Edit the rows below so that "screenshot" reads "image", leaving every other character unchanged. Omit the pictures from your answer.
-------- Entries supplied
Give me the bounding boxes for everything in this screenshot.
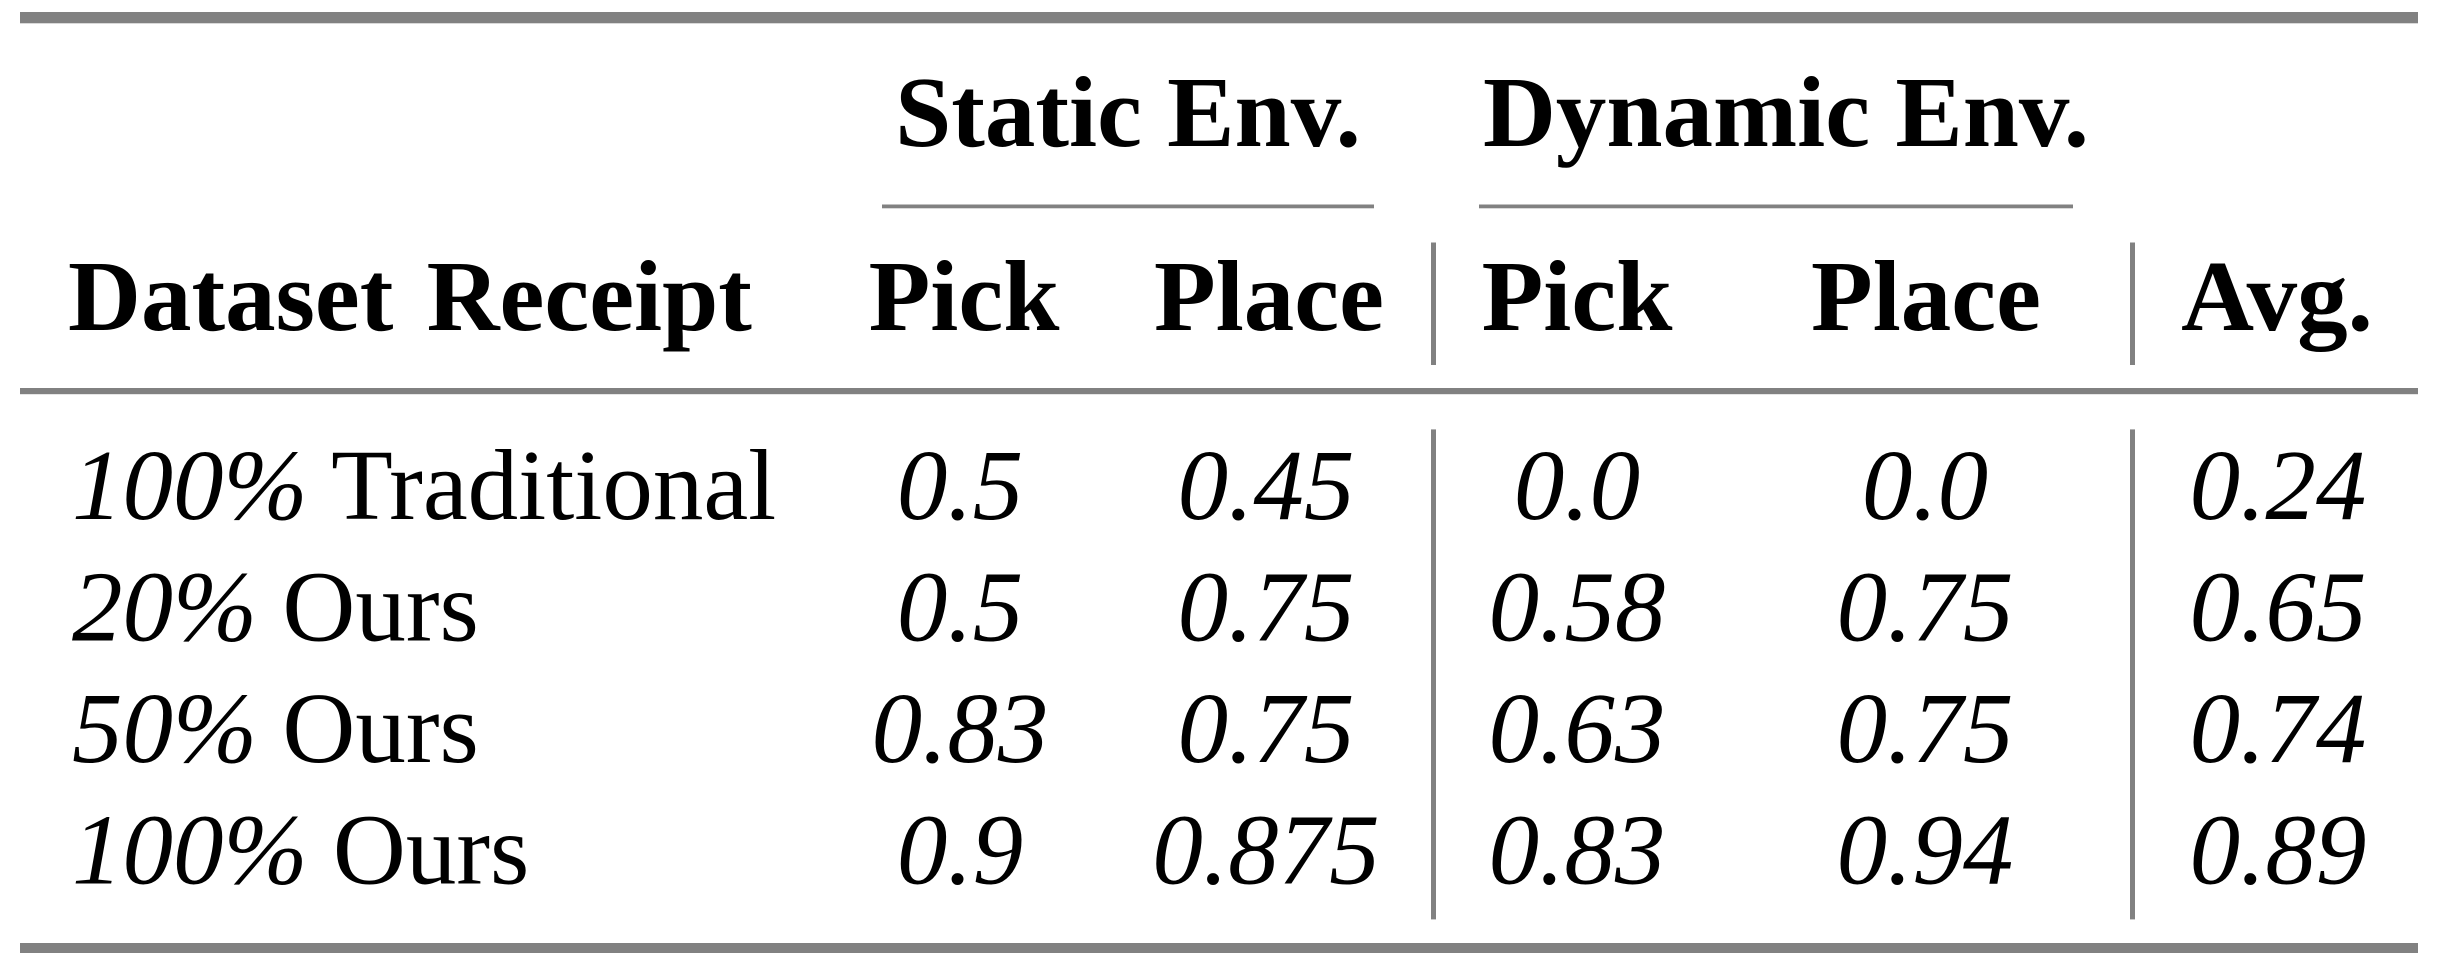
- svg-text:0.75: 0.75: [1178, 672, 1355, 784]
- svg-text:Place: Place: [1154, 240, 1384, 352]
- svg-text:0.83: 0.83: [1489, 794, 1666, 906]
- svg-text:20% Ours: 20% Ours: [72, 551, 479, 663]
- svg-text:0.875: 0.875: [1152, 794, 1379, 906]
- svg-text:0.63: 0.63: [1489, 672, 1666, 784]
- svg-text:100% Ours: 100% Ours: [72, 794, 529, 906]
- svg-text:0.83: 0.83: [872, 672, 1049, 784]
- svg-text:0.75: 0.75: [1837, 672, 2014, 784]
- svg-text:0.74: 0.74: [2190, 672, 2367, 784]
- svg-text:Dataset Receipt: Dataset Receipt: [68, 240, 752, 352]
- svg-text:Static Env.: Static Env.: [895, 56, 1361, 168]
- svg-text:0.94: 0.94: [1837, 794, 2014, 906]
- svg-text:100% Traditional: 100% Traditional: [72, 429, 776, 541]
- svg-text:0.0: 0.0: [1862, 429, 1988, 541]
- svg-text:Pick: Pick: [1482, 240, 1674, 352]
- svg-text:0.0: 0.0: [1514, 429, 1640, 541]
- svg-text:0.75: 0.75: [1837, 551, 2014, 663]
- svg-text:0.65: 0.65: [2190, 551, 2367, 663]
- svg-text:50% Ours: 50% Ours: [72, 672, 479, 784]
- svg-text:0.75: 0.75: [1178, 551, 1355, 663]
- svg-text:0.9: 0.9: [897, 794, 1023, 906]
- svg-text:0.24: 0.24: [2190, 429, 2367, 541]
- svg-text:Avg.: Avg.: [2181, 240, 2373, 352]
- svg-text:0.45: 0.45: [1178, 429, 1355, 541]
- svg-text:0.5: 0.5: [897, 551, 1023, 663]
- svg-text:0.58: 0.58: [1489, 551, 1666, 663]
- svg-text:Dynamic Env.: Dynamic Env.: [1483, 56, 2089, 168]
- svg-text:Pick: Pick: [869, 240, 1061, 352]
- svg-text:0.89: 0.89: [2190, 794, 2367, 906]
- svg-text:0.5: 0.5: [897, 429, 1023, 541]
- svg-text:Place: Place: [1811, 240, 2041, 352]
----------------
Full response:
Give me the bounding boxes for everything in this image.
- svg-text:0.75: 0.75: [1178, 672, 1355, 784]
- svg-text:Place: Place: [1154, 240, 1384, 352]
- svg-text:0.83: 0.83: [1489, 794, 1666, 906]
- svg-text:20% Ours: 20% Ours: [72, 551, 479, 663]
- svg-text:0.875: 0.875: [1152, 794, 1379, 906]
- svg-text:0.63: 0.63: [1489, 672, 1666, 784]
- svg-text:100% Ours: 100% Ours: [72, 794, 529, 906]
- svg-text:0.83: 0.83: [872, 672, 1049, 784]
- svg-text:0.75: 0.75: [1837, 672, 2014, 784]
- svg-text:0.74: 0.74: [2190, 672, 2367, 784]
- svg-text:Dataset Receipt: Dataset Receipt: [68, 240, 752, 352]
- svg-text:Static Env.: Static Env.: [895, 56, 1361, 168]
- svg-text:0.94: 0.94: [1837, 794, 2014, 906]
- svg-text:100% Traditional: 100% Traditional: [72, 429, 776, 541]
- svg-text:0.0: 0.0: [1862, 429, 1988, 541]
- svg-text:Pick: Pick: [1482, 240, 1674, 352]
- svg-text:0.0: 0.0: [1514, 429, 1640, 541]
- svg-text:0.75: 0.75: [1837, 551, 2014, 663]
- svg-text:0.65: 0.65: [2190, 551, 2367, 663]
- svg-text:50% Ours: 50% Ours: [72, 672, 479, 784]
- svg-text:0.75: 0.75: [1178, 551, 1355, 663]
- svg-text:0.9: 0.9: [897, 794, 1023, 906]
- svg-text:0.24: 0.24: [2190, 429, 2367, 541]
- svg-text:Avg.: Avg.: [2181, 240, 2373, 352]
- svg-text:0.45: 0.45: [1178, 429, 1355, 541]
- svg-text:0.5: 0.5: [897, 551, 1023, 663]
- svg-text:0.58: 0.58: [1489, 551, 1666, 663]
- svg-text:Dynamic Env.: Dynamic Env.: [1483, 56, 2089, 168]
- svg-text:Pick: Pick: [869, 240, 1061, 352]
- svg-text:0.89: 0.89: [2190, 794, 2367, 906]
- svg-text:0.5: 0.5: [897, 429, 1023, 541]
- svg-text:Place: Place: [1811, 240, 2041, 352]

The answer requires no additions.